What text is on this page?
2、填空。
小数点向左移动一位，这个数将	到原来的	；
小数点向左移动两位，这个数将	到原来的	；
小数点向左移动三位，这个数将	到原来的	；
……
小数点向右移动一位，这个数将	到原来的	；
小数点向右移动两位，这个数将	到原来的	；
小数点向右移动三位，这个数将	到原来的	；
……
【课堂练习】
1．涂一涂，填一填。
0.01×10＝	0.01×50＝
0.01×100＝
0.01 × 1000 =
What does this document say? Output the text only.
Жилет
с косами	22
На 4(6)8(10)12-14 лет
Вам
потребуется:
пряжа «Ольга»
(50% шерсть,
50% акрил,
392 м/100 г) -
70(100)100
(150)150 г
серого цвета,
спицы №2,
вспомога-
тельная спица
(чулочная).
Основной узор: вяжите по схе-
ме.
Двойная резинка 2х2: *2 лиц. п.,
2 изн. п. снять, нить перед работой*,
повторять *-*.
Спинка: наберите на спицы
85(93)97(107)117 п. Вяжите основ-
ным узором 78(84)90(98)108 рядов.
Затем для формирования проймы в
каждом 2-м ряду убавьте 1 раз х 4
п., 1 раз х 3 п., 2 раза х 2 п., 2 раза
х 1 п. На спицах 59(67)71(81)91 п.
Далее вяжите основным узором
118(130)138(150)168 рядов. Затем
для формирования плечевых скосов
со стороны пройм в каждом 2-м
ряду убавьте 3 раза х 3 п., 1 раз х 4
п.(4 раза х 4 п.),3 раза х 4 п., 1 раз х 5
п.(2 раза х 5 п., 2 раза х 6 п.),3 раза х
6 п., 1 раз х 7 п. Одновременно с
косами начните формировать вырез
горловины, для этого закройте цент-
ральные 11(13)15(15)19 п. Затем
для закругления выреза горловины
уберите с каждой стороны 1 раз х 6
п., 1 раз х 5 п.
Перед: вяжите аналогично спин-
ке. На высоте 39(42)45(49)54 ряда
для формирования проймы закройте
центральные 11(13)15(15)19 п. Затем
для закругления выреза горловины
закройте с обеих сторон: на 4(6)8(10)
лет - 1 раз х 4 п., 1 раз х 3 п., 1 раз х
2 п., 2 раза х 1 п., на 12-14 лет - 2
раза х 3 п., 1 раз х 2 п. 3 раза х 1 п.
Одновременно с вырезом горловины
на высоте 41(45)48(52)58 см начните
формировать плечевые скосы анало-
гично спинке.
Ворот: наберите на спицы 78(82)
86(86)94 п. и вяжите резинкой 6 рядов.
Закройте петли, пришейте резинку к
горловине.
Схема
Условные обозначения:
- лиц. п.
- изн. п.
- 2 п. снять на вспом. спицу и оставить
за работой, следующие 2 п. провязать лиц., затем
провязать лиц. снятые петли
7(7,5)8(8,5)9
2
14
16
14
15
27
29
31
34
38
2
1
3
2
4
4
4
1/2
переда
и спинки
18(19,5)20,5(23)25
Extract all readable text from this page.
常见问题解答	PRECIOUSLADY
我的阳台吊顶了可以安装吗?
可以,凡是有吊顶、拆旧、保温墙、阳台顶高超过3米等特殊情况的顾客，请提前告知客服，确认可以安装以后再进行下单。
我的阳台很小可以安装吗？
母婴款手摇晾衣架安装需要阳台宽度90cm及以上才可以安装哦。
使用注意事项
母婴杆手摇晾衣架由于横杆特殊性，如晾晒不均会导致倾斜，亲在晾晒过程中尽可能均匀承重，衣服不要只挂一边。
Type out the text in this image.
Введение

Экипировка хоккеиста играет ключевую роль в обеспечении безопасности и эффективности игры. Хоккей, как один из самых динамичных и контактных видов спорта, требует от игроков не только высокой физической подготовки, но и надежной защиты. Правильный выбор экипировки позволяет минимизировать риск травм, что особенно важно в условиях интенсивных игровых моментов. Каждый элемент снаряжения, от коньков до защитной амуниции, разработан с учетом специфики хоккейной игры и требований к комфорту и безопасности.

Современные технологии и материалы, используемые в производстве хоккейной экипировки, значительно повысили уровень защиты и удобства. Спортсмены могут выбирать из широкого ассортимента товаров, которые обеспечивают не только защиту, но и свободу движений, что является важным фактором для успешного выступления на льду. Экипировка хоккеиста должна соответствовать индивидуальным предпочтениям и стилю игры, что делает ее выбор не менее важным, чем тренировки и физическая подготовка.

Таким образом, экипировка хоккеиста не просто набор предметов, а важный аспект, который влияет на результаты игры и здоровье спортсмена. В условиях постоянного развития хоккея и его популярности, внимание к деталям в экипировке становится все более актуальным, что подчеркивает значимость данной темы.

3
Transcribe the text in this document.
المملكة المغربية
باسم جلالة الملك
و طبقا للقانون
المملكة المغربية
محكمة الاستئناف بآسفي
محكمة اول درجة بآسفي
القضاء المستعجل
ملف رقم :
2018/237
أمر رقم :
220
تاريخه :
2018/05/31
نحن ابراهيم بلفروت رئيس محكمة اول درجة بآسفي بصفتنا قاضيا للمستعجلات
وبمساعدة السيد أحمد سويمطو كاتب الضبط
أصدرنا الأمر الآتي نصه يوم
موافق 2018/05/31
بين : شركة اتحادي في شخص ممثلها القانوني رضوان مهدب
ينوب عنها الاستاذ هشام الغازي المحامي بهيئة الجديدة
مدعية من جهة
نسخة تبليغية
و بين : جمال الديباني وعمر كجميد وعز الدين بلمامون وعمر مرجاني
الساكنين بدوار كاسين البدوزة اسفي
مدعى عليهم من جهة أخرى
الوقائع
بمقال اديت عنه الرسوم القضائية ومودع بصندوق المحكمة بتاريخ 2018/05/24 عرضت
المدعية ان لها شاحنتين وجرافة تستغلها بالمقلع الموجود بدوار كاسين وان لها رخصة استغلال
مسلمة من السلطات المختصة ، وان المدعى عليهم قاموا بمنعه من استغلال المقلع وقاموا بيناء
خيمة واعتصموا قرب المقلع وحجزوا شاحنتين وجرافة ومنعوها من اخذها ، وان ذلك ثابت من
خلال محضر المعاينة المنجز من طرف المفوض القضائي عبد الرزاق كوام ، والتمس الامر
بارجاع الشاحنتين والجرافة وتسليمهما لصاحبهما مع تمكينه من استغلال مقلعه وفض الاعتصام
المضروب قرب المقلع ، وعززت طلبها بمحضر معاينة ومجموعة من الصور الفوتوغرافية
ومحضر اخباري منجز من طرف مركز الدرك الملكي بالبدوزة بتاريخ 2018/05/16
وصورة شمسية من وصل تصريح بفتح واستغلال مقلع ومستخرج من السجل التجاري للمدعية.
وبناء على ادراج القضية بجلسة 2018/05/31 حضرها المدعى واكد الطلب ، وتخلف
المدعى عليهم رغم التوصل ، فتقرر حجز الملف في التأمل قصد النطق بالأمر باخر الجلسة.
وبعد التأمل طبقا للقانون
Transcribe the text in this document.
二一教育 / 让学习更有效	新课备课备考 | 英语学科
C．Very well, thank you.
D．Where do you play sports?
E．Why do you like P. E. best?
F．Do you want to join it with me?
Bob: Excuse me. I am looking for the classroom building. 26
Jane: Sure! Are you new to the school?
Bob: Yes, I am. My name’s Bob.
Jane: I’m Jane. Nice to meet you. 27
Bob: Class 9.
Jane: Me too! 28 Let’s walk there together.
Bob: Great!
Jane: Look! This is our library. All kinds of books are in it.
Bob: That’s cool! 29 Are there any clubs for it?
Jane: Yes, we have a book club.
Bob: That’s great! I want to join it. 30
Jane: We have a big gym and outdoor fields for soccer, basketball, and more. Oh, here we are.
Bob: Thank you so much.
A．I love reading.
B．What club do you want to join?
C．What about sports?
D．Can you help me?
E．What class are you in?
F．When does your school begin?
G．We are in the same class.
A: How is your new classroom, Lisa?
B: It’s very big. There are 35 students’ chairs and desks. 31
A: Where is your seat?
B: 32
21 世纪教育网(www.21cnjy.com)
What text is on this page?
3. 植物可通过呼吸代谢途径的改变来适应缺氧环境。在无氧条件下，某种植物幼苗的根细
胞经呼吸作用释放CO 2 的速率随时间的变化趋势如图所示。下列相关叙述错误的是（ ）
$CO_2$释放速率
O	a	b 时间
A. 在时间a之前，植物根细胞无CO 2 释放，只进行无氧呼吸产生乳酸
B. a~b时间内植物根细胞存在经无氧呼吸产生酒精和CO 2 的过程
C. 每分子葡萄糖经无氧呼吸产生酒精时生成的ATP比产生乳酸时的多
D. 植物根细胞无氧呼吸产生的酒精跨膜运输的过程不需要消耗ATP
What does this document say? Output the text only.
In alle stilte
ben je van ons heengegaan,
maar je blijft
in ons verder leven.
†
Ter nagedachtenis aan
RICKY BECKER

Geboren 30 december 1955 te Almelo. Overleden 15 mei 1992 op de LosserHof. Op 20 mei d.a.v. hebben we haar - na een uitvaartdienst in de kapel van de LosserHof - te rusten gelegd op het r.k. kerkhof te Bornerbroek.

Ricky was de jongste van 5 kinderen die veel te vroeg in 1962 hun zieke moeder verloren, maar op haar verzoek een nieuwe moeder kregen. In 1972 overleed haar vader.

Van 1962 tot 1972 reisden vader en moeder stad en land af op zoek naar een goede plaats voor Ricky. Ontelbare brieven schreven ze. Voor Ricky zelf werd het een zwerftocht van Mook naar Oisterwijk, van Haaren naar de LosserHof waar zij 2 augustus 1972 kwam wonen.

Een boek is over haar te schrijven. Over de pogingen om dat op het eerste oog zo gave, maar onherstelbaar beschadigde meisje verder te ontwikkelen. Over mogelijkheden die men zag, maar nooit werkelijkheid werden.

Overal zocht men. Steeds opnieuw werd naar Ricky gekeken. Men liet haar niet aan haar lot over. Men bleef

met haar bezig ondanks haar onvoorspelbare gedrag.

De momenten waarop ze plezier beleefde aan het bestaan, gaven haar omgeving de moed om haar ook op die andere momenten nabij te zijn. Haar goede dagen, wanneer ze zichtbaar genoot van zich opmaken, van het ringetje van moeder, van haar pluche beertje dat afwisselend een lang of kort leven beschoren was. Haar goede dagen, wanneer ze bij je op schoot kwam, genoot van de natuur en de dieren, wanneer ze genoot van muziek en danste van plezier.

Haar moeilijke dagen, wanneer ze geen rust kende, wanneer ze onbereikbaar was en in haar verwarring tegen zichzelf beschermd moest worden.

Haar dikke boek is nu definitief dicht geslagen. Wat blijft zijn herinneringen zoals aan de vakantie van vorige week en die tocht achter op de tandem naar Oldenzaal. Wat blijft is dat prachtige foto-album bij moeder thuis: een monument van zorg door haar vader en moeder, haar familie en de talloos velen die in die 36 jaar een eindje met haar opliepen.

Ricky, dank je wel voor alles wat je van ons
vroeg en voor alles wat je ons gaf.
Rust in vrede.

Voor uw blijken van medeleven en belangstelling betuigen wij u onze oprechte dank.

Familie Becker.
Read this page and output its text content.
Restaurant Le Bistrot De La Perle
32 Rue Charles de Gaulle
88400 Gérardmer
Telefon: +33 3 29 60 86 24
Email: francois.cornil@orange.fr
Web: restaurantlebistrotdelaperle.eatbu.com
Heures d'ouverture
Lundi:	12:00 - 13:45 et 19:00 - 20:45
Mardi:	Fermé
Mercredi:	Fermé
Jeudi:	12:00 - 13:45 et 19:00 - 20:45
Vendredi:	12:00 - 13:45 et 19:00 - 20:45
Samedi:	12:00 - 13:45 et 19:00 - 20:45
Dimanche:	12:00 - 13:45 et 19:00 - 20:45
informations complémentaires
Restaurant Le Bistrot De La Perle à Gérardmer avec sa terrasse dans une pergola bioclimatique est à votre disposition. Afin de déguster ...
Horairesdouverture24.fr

────────────────────────────────────────

Problem to solve:
Take every line that includes the string "только" and copy it.

Full response:
Экипировка хоккеиста играет ключевую роль в обеспечении безопасности и эффективности игры. Хоккей, как один из самых динамичных и контактных видов спорта, требует от игроков не только высокой физической подготовки, но и надежной защиты. Правильный выбор экипировки позволяет минимизировать риск травм, что особенно важно в условиях интенсивных игровых моментов. Каждый элемент снаряжения, от коньков до защитной амуниции, разработан с учетом специфики хоккейной игры и требований к комфорту и безопасности.
Современные технологии и материалы, используемые в производстве хоккейной экипировки, значительно повысили уровень защиты и удобства. Спортсмены могут выбирать из широкого ассортимента товаров, которые обеспечивают не только защиту, но и свободу движений, что является важным фактором для успешного выступления на льду. Экипировка хоккеиста должна соответствовать индивидуальным предпочтениям и стилю игры, что делает ее выбор не менее важным, чем тренировки и физическая подготовка.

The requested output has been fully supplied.